══ Available records

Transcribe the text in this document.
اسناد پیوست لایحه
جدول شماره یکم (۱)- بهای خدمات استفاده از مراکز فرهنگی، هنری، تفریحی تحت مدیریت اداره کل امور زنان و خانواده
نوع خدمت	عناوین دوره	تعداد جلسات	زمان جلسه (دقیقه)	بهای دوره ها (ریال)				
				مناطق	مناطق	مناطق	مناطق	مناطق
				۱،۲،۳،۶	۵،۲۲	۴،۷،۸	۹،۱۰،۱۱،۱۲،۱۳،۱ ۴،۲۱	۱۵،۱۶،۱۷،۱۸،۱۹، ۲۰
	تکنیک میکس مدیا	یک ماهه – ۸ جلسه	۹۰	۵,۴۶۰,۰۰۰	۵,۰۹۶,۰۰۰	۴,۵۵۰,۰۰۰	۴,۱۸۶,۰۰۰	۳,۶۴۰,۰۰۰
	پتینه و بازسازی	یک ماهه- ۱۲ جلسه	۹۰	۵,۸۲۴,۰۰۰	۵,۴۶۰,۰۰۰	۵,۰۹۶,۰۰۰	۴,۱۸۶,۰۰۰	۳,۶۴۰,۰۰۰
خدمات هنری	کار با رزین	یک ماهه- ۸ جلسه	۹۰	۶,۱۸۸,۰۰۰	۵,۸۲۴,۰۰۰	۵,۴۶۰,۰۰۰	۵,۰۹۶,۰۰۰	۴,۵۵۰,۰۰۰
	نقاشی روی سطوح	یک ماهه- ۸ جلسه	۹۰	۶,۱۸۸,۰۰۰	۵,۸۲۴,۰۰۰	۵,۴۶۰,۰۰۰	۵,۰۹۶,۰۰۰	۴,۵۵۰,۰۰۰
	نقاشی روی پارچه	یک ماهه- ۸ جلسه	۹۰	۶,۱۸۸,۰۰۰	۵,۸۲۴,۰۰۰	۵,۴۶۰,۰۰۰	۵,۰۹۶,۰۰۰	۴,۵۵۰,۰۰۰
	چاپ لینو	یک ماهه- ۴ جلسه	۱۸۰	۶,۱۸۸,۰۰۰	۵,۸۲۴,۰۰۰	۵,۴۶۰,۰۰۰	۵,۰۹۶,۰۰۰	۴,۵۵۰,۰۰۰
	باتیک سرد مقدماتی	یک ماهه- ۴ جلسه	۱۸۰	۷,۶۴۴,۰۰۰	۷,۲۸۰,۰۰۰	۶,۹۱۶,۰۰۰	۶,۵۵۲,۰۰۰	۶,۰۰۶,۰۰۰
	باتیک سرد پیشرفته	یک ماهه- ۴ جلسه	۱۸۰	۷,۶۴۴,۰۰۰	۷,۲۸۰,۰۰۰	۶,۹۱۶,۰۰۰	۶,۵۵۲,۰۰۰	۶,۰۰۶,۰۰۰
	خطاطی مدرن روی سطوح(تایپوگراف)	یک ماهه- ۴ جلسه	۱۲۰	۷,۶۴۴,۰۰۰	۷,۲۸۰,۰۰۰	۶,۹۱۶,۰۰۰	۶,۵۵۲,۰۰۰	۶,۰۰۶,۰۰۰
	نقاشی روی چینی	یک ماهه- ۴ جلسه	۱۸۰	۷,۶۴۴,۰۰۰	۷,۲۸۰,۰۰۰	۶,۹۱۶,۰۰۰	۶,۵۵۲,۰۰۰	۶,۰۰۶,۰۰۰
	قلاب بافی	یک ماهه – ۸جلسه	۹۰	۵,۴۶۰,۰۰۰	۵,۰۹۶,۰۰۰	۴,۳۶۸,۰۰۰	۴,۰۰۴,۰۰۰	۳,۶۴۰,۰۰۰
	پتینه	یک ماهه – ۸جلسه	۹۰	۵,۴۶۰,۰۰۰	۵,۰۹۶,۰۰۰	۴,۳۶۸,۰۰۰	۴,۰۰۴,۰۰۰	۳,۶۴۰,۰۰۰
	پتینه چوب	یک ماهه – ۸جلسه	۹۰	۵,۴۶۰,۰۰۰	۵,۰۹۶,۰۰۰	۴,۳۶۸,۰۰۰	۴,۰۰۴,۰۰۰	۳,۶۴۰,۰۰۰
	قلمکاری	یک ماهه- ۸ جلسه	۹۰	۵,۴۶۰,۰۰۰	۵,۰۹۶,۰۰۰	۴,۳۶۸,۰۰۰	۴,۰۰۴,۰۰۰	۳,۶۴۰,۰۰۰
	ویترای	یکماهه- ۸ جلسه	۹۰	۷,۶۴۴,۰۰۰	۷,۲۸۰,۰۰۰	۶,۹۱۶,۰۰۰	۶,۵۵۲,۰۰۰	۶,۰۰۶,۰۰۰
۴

════

What is expected:
Take the listing above and set it down exactly.

Exercise result:
Transcribe the text in this document.
اسناد پیوست لایحه
جدول شماره یکم (۱)- بهای خدمات استفاده از مراکز فرهنگی، هنری، تفریحی تحت مدیریت اداره کل امور زنان و خانواده
نوع خدمت	عناوین دوره	تعداد جلسات	زمان جلسه (دقیقه)	بهای دوره ها (ریال)				
				مناطق	مناطق	مناطق	مناطق	مناطق
				۱،۲،۳،۶	۵،۲۲	۴،۷،۸	۹،۱۰،۱۱،۱۲،۱۳،۱ ۴،۲۱	۱۵،۱۶،۱۷،۱۸،۱۹، ۲۰
	تکنیک میکس مدیا	یک ماهه – ۸ جلسه	۹۰	۵,۴۶۰,۰۰۰	۵,۰۹۶,۰۰۰	۴,۵۵۰,۰۰۰	۴,۱۸۶,۰۰۰	۳,۶۴۰,۰۰۰
	پتینه و بازسازی	یک ماهه- ۱۲ جلسه	۹۰	۵,۸۲۴,۰۰۰	۵,۴۶۰,۰۰۰	۵,۰۹۶,۰۰۰	۴,۱۸۶,۰۰۰	۳,۶۴۰,۰۰۰
خدمات هنری	کار با رزین	یک ماهه- ۸ جلسه	۹۰	۶,۱۸۸,۰۰۰	۵,۸۲۴,۰۰۰	۵,۴۶۰,۰۰۰	۵,۰۹۶,۰۰۰	۴,۵۵۰,۰۰۰
	نقاشی روی سطوح	یک ماهه- ۸ جلسه	۹۰	۶,۱۸۸,۰۰۰	۵,۸۲۴,۰۰۰	۵,۴۶۰,۰۰۰	۵,۰۹۶,۰۰۰	۴,۵۵۰,۰۰۰
	نقاشی روی پارچه	یک ماهه- ۸ جلسه	۹۰	۶,۱۸۸,۰۰۰	۵,۸۲۴,۰۰۰	۵,۴۶۰,۰۰۰	۵,۰۹۶,۰۰۰	۴,۵۵۰,۰۰۰
	چاپ لینو	یک ماهه- ۴ جلسه	۱۸۰	۶,۱۸۸,۰۰۰	۵,۸۲۴,۰۰۰	۵,۴۶۰,۰۰۰	۵,۰۹۶,۰۰۰	۴,۵۵۰,۰۰۰
	باتیک سرد مقدماتی	یک ماهه- ۴ جلسه	۱۸۰	۷,۶۴۴,۰۰۰	۷,۲۸۰,۰۰۰	۶,۹۱۶,۰۰۰	۶,۵۵۲,۰۰۰	۶,۰۰۶,۰۰۰
	باتیک سرد پیشرفته	یک ماهه- ۴ جلسه	۱۸۰	۷,۶۴۴,۰۰۰	۷,۲۸۰,۰۰۰	۶,۹۱۶,۰۰۰	۶,۵۵۲,۰۰۰	۶,۰۰۶,۰۰۰
	خطاطی مدرن روی سطوح(تایپوگراف)	یک ماهه- ۴ جلسه	۱۲۰	۷,۶۴۴,۰۰۰	۷,۲۸۰,۰۰۰	۶,۹۱۶,۰۰۰	۶,۵۵۲,۰۰۰	۶,۰۰۶,۰۰۰
	نقاشی روی چینی	یک ماهه- ۴ جلسه	۱۸۰	۷,۶۴۴,۰۰۰	۷,۲۸۰,۰۰۰	۶,۹۱۶,۰۰۰	۶,۵۵۲,۰۰۰	۶,۰۰۶,۰۰۰
	قلاب بافی	یک ماهه – ۸جلسه	۹۰	۵,۴۶۰,۰۰۰	۵,۰۹۶,۰۰۰	۴,۳۶۸,۰۰۰	۴,۰۰۴,۰۰۰	۳,۶۴۰,۰۰۰
	پتینه	یک ماهه – ۸جلسه	۹۰	۵,۴۶۰,۰۰۰	۵,۰۹۶,۰۰۰	۴,۳۶۸,۰۰۰	۴,۰۰۴,۰۰۰	۳,۶۴۰,۰۰۰
	پتینه چوب	یک ماهه – ۸جلسه	۹۰	۵,۴۶۰,۰۰۰	۵,۰۹۶,۰۰۰	۴,۳۶۸,۰۰۰	۴,۰۰۴,۰۰۰	۳,۶۴۰,۰۰۰
	قلمکاری	یک ماهه- ۸ جلسه	۹۰	۵,۴۶۰,۰۰۰	۵,۰۹۶,۰۰۰	۴,۳۶۸,۰۰۰	۴,۰۰۴,۰۰۰	۳,۶۴۰,۰۰۰
	ویترای	یکماهه- ۸ جلسه	۹۰	۷,۶۴۴,۰۰۰	۷,۲۸۰,۰۰۰	۶,۹۱۶,۰۰۰	۶,۵۵۲,۰۰۰	۶,۰۰۶,۰۰۰
۴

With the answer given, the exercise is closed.